## Required task:
Make an exact copy of each entry, leaving out every picture.

start Items

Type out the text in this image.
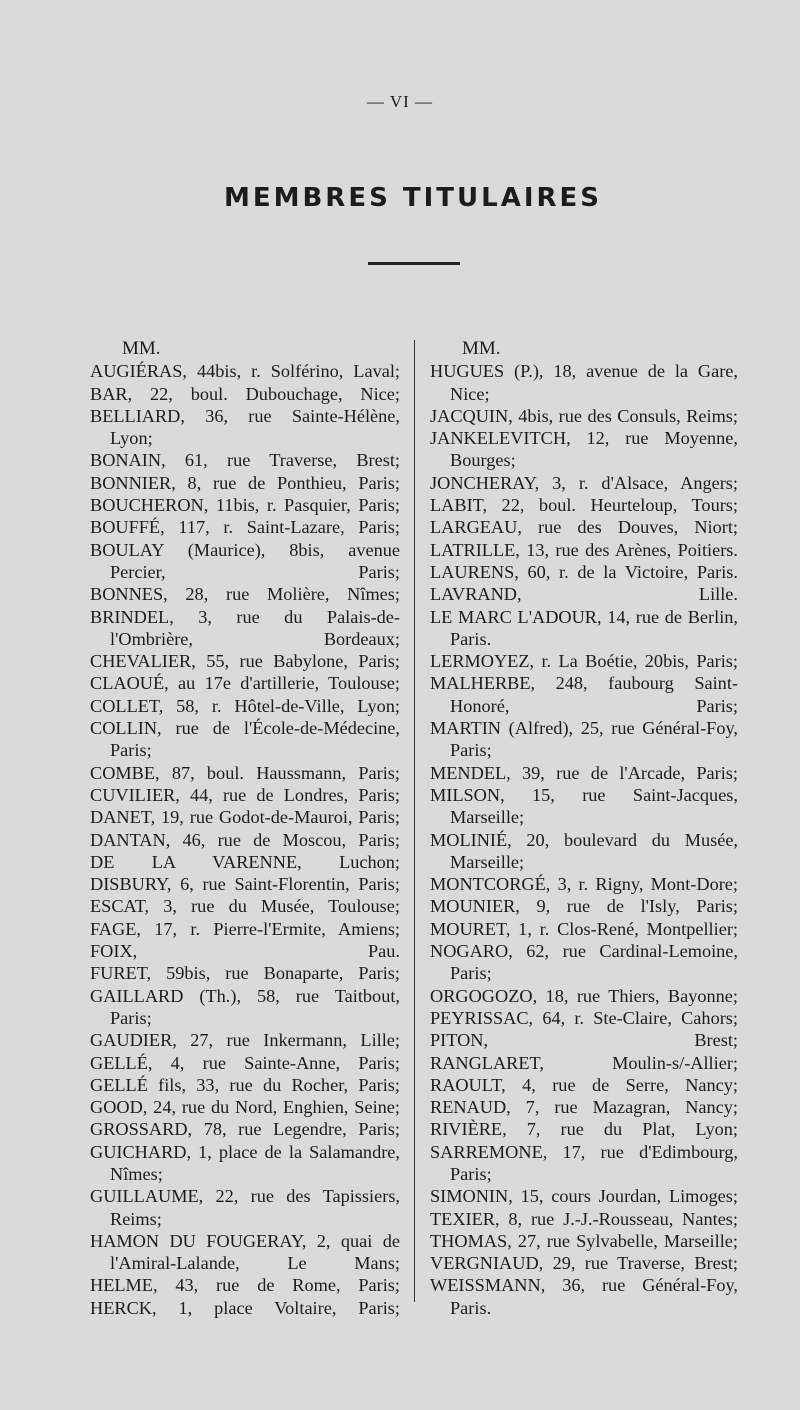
— VI —
MEMBRES TITULAIRES
MM.
AUGIÉRAS, 44bis, r. Solférino, Laval;
BAR, 22, boul. Dubouchage, Nice;
BELLIARD, 36, rue Sainte-Hélène, Lyon;
BONAIN, 61, rue Traverse, Brest;
BONNIER, 8, rue de Ponthieu, Paris;
BOUCHERON, 11bis, r. Pasquier, Paris;
BOUFFÉ, 117, r. Saint-Lazare, Paris;
BOULAY (Maurice), 8bis, avenue Percier, Paris;
BONNES, 28, rue Molière, Nîmes;
BRINDEL, 3, rue du Palais-de-l'Ombrière, Bordeaux;
CHEVALIER, 55, rue Babylone, Paris;
CLAOUÉ, au 17e d'artillerie, Toulouse;
COLLET, 58, r. Hôtel-de-Ville, Lyon;
COLLIN, rue de l'École-de-Médecine, Paris;
COMBE, 87, boul. Haussmann, Paris;
CUVILIER, 44, rue de Londres, Paris;
DANET, 19, rue Godot-de-Mauroi, Paris;
DANTAN, 46, rue de Moscou, Paris;
DE LA VARENNE, Luchon;
DISBURY, 6, rue Saint-Florentin, Paris;
ESCAT, 3, rue du Musée, Toulouse;
FAGE, 17, r. Pierre-l'Ermite, Amiens;
FOIX, Pau.
FURET, 59bis, rue Bonaparte, Paris;
GAILLARD (Th.), 58, rue Taitbout, Paris;
GAUDIER, 27, rue Inkermann, Lille;
GELLÉ, 4, rue Sainte-Anne, Paris;
GELLÉ fils, 33, rue du Rocher, Paris;
GOOD, 24, rue du Nord, Enghien, Seine;
GROSSARD, 78, rue Legendre, Paris;
GUICHARD, 1, place de la Salamandre, Nîmes;
GUILLAUME, 22, rue des Tapissiers, Reims;
HAMON DU FOUGERAY, 2, quai de l'Amiral-Lalande, Le Mans;
HELME, 43, rue de Rome, Paris;
HERCK, 1, place Voltaire, Paris;
MM.
HUGUES (P.), 18, avenue de la Gare, Nice;
JACQUIN, 4bis, rue des Consuls, Reims;
JANKELEVITCH, 12, rue Moyenne, Bourges;
JONCHERAY, 3, r. d'Alsace, Angers;
LABIT, 22, boul. Heurteloup, Tours;
LARGEAU, rue des Douves, Niort;
LATRILLE, 13, rue des Arènes, Poitiers.
LAURENS, 60, r. de la Victoire, Paris.
LAVRAND, Lille.
LE MARC L'ADOUR, 14, rue de Berlin, Paris.
LERMOYEZ, r. La Boétie, 20bis, Paris;
MALHERBE, 248, faubourg Saint-Honoré, Paris;
MARTIN (Alfred), 25, rue Général-Foy, Paris;
MENDEL, 39, rue de l'Arcade, Paris;
MILSON, 15, rue Saint-Jacques, Marseille;
MOLINIÉ, 20, boulevard du Musée, Marseille;
MONTCORGÉ, 3, r. Rigny, Mont-Dore;
MOUNIER, 9, rue de l'Isly, Paris;
MOURET, 1, r. Clos-René, Montpellier;
NOGARO, 62, rue Cardinal-Lemoine, Paris;
ORGOGOZO, 18, rue Thiers, Bayonne;
PEYRISSAC, 64, r. Ste-Claire, Cahors;
PITON, Brest;
RANGLARET, Moulin-s/-Allier;
RAOULT, 4, rue de Serre, Nancy;
RENAUD, 7, rue Mazagran, Nancy;
RIVIÈRE, 7, rue du Plat, Lyon;
SARREMONE, 17, rue d'Edimbourg, Paris;
SIMONIN, 15, cours Jourdan, Limoges;
TEXIER, 8, rue J.-J.-Rousseau, Nantes;
THOMAS, 27, rue Sylvabelle, Marseille;
VERGNIAUD, 29, rue Traverse, Brest;
WEISSMANN, 36, rue Général-Foy, Paris.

end Items

## Exercise output:
Type out the text in this image.
— VI —
MEMBRES TITULAIRES
MM.
AUGIÉRAS, 44bis, r. Solférino, Laval;
BAR, 22, boul. Dubouchage, Nice;
BELLIARD, 36, rue Sainte-Hélène, Lyon;
BONAIN, 61, rue Traverse, Brest;
BONNIER, 8, rue de Ponthieu, Paris;
BOUCHERON, 11bis, r. Pasquier, Paris;
BOUFFÉ, 117, r. Saint-Lazare, Paris;
BOULAY (Maurice), 8bis, avenue Percier, Paris;
BONNES, 28, rue Molière, Nîmes;
BRINDEL, 3, rue du Palais-de-l'Ombrière, Bordeaux;
CHEVALIER, 55, rue Babylone, Paris;
CLAOUÉ, au 17e d'artillerie, Toulouse;
COLLET, 58, r. Hôtel-de-Ville, Lyon;
COLLIN, rue de l'École-de-Médecine, Paris;
COMBE, 87, boul. Haussmann, Paris;
CUVILIER, 44, rue de Londres, Paris;
DANET, 19, rue Godot-de-Mauroi, Paris;
DANTAN, 46, rue de Moscou, Paris;
DE LA VARENNE, Luchon;
DISBURY, 6, rue Saint-Florentin, Paris;
ESCAT, 3, rue du Musée, Toulouse;
FAGE, 17, r. Pierre-l'Ermite, Amiens;
FOIX, Pau.
FURET, 59bis, rue Bonaparte, Paris;
GAILLARD (Th.), 58, rue Taitbout, Paris;
GAUDIER, 27, rue Inkermann, Lille;
GELLÉ, 4, rue Sainte-Anne, Paris;
GELLÉ fils, 33, rue du Rocher, Paris;
GOOD, 24, rue du Nord, Enghien, Seine;
GROSSARD, 78, rue Legendre, Paris;
GUICHARD, 1, place de la Salamandre, Nîmes;
GUILLAUME, 22, rue des Tapissiers, Reims;
HAMON DU FOUGERAY, 2, quai de l'Amiral-Lalande, Le Mans;
HELME, 43, rue de Rome, Paris;
HERCK, 1, place Voltaire, Paris;
MM.
HUGUES (P.), 18, avenue de la Gare, Nice;
JACQUIN, 4bis, rue des Consuls, Reims;
JANKELEVITCH, 12, rue Moyenne, Bourges;
JONCHERAY, 3, r. d'Alsace, Angers;
LABIT, 22, boul. Heurteloup, Tours;
LARGEAU, rue des Douves, Niort;
LATRILLE, 13, rue des Arènes, Poitiers.
LAURENS, 60, r. de la Victoire, Paris.
LAVRAND, Lille.
LE MARC L'ADOUR, 14, rue de Berlin, Paris.
LERMOYEZ, r. La Boétie, 20bis, Paris;
MALHERBE, 248, faubourg Saint-Honoré, Paris;
MARTIN (Alfred), 25, rue Général-Foy, Paris;
MENDEL, 39, rue de l'Arcade, Paris;
MILSON, 15, rue Saint-Jacques, Marseille;
MOLINIÉ, 20, boulevard du Musée, Marseille;
MONTCORGÉ, 3, r. Rigny, Mont-Dore;
MOUNIER, 9, rue de l'Isly, Paris;
MOURET, 1, r. Clos-René, Montpellier;
NOGARO, 62, rue Cardinal-Lemoine, Paris;
ORGOGOZO, 18, rue Thiers, Bayonne;
PEYRISSAC, 64, r. Ste-Claire, Cahors;
PITON, Brest;
RANGLARET, Moulin-s/-Allier;
RAOULT, 4, rue de Serre, Nancy;
RENAUD, 7, rue Mazagran, Nancy;
RIVIÈRE, 7, rue du Plat, Lyon;
SARREMONE, 17, rue d'Edimbourg, Paris;
SIMONIN, 15, cours Jourdan, Limoges;
TEXIER, 8, rue J.-J.-Rousseau, Nantes;
THOMAS, 27, rue Sylvabelle, Marseille;
VERGNIAUD, 29, rue Traverse, Brest;
WEISSMANN, 36, rue Général-Foy, Paris.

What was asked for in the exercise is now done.